=== Begin Enclosure ===

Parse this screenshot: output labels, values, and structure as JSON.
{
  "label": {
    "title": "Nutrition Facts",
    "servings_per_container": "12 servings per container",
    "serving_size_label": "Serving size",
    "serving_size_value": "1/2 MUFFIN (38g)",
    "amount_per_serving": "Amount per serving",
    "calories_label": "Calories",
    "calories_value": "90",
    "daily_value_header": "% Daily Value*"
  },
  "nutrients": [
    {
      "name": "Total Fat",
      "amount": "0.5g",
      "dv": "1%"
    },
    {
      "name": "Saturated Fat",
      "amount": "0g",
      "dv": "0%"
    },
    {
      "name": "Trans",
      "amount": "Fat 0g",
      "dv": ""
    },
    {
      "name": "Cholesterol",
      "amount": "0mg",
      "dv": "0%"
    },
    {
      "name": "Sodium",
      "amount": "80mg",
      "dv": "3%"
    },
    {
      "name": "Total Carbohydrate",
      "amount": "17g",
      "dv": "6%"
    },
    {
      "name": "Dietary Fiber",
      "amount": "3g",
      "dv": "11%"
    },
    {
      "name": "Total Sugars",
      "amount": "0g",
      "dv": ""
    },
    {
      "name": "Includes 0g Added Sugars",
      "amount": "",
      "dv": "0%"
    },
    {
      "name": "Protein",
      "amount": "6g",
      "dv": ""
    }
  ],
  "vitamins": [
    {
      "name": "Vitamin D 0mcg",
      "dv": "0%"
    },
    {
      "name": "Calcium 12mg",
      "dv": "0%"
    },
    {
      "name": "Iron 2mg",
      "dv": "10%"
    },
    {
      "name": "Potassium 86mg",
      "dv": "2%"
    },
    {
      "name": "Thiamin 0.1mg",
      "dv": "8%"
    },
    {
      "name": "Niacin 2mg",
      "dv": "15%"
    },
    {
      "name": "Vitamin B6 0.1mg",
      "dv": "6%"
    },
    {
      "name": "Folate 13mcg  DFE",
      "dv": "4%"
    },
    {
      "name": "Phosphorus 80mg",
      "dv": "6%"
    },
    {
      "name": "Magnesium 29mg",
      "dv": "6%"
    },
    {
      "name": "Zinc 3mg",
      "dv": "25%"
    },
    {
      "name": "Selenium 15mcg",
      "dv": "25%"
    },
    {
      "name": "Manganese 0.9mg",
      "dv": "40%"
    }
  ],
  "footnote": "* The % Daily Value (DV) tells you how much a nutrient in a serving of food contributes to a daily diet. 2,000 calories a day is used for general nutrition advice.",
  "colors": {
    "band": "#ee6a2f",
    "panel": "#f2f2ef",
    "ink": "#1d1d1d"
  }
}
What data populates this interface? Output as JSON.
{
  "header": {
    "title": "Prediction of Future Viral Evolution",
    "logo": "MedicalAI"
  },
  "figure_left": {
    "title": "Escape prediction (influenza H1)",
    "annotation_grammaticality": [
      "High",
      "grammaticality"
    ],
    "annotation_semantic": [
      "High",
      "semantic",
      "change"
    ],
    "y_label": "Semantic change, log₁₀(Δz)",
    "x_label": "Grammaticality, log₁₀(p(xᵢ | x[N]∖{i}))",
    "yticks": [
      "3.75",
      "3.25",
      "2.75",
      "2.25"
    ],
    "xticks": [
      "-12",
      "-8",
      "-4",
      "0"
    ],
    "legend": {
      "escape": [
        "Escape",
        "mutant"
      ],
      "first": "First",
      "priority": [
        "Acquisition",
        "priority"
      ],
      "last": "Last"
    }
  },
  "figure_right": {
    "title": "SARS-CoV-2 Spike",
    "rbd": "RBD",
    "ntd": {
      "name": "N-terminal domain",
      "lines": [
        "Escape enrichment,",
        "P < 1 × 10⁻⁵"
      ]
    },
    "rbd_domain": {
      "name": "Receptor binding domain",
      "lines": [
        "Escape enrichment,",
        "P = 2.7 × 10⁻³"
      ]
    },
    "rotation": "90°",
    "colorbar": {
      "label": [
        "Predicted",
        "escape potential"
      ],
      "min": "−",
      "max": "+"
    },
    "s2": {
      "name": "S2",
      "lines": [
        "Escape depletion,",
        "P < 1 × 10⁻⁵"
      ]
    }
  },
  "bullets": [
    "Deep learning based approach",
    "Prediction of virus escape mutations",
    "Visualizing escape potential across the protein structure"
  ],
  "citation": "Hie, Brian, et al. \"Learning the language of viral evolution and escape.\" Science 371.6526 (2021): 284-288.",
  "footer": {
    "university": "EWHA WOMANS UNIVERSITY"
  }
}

=== End Enclosure ===

Repeat the listing above in full.

Parse this screenshot: output labels, values, and structure as JSON.
{
  "label": {
    "title": "Nutrition Facts",
    "servings_per_container": "12 servings per container",
    "serving_size_label": "Serving size",
    "serving_size_value": "1/2 MUFFIN (38g)",
    "amount_per_serving": "Amount per serving",
    "calories_label": "Calories",
    "calories_value": "90",
    "daily_value_header": "% Daily Value*"
  },
  "nutrients": [
    {
      "name": "Total Fat",
      "amount": "0.5g",
      "dv": "1%"
    },
    {
      "name": "Saturated Fat",
      "amount": "0g",
      "dv": "0%"
    },
    {
      "name": "Trans",
      "amount": "Fat 0g",
      "dv": ""
    },
    {
      "name": "Cholesterol",
      "amount": "0mg",
      "dv": "0%"
    },
    {
      "name": "Sodium",
      "amount": "80mg",
      "dv": "3%"
    },
    {
      "name": "Total Carbohydrate",
      "amount": "17g",
      "dv": "6%"
    },
    {
      "name": "Dietary Fiber",
      "amount": "3g",
      "dv": "11%"
    },
    {
      "name": "Total Sugars",
      "amount": "0g",
      "dv": ""
    },
    {
      "name": "Includes 0g Added Sugars",
      "amount": "",
      "dv": "0%"
    },
    {
      "name": "Protein",
      "amount": "6g",
      "dv": ""
    }
  ],
  "vitamins": [
    {
      "name": "Vitamin D 0mcg",
      "dv": "0%"
    },
    {
      "name": "Calcium 12mg",
      "dv": "0%"
    },
    {
      "name": "Iron 2mg",
      "dv": "10%"
    },
    {
      "name": "Potassium 86mg",
      "dv": "2%"
    },
    {
      "name": "Thiamin 0.1mg",
      "dv": "8%"
    },
    {
      "name": "Niacin 2mg",
      "dv": "15%"
    },
    {
      "name": "Vitamin B6 0.1mg",
      "dv": "6%"
    },
    {
      "name": "Folate 13mcg  DFE",
      "dv": "4%"
    },
    {
      "name": "Phosphorus 80mg",
      "dv": "6%"
    },
    {
      "name": "Magnesium 29mg",
      "dv": "6%"
    },
    {
      "name": "Zinc 3mg",
      "dv": "25%"
    },
    {
      "name": "Selenium 15mcg",
      "dv": "25%"
    },
    {
      "name": "Manganese 0.9mg",
      "dv": "40%"
    }
  ],
  "footnote": "* The % Daily Value (DV) tells you how much a nutrient in a serving of food contributes to a daily diet. 2,000 calories a day is used for general nutrition advice.",
  "colors": {
    "band": "#ee6a2f",
    "panel": "#f2f2ef",
    "ink": "#1d1d1d"
  }
}
What data populates this interface? Output as JSON.
{
  "header": {
    "title": "Prediction of Future Viral Evolution",
    "logo": "MedicalAI"
  },
  "figure_left": {
    "title": "Escape prediction (influenza H1)",
    "annotation_grammaticality": [
      "High",
      "grammaticality"
    ],
    "annotation_semantic": [
      "High",
      "semantic",
      "change"
    ],
    "y_label": "Semantic change, log₁₀(Δz)",
    "x_label": "Grammaticality, log₁₀(p(xᵢ | x[N]∖{i}))",
    "yticks": [
      "3.75",
      "3.25",
      "2.75",
      "2.25"
    ],
    "xticks": [
      "-12",
      "-8",
      "-4",
      "0"
    ],
    "legend": {
      "escape": [
        "Escape",
        "mutant"
      ],
      "first": "First",
      "priority": [
        "Acquisition",
        "priority"
      ],
      "last": "Last"
    }
  },
  "figure_right": {
    "title": "SARS-CoV-2 Spike",
    "rbd": "RBD",
    "ntd": {
      "name": "N-terminal domain",
      "lines": [
        "Escape enrichment,",
        "P < 1 × 10⁻⁵"
      ]
    },
    "rbd_domain": {
      "name": "Receptor binding domain",
      "lines": [
        "Escape enrichment,",
        "P = 2.7 × 10⁻³"
      ]
    },
    "rotation": "90°",
    "colorbar": {
      "label": [
        "Predicted",
        "escape potential"
      ],
      "min": "−",
      "max": "+"
    },
    "s2": {
      "name": "S2",
      "lines": [
        "Escape depletion,",
        "P < 1 × 10⁻⁵"
      ]
    }
  },
  "bullets": [
    "Deep learning based approach",
    "Prediction of virus escape mutations",
    "Visualizing escape potential across the protein structure"
  ],
  "citation": "Hie, Brian, et al. \"Learning the language of viral evolution and escape.\" Science 371.6526 (2021): 284-288.",
  "footer": {
    "university": "EWHA WOMANS UNIVERSITY"
  }
}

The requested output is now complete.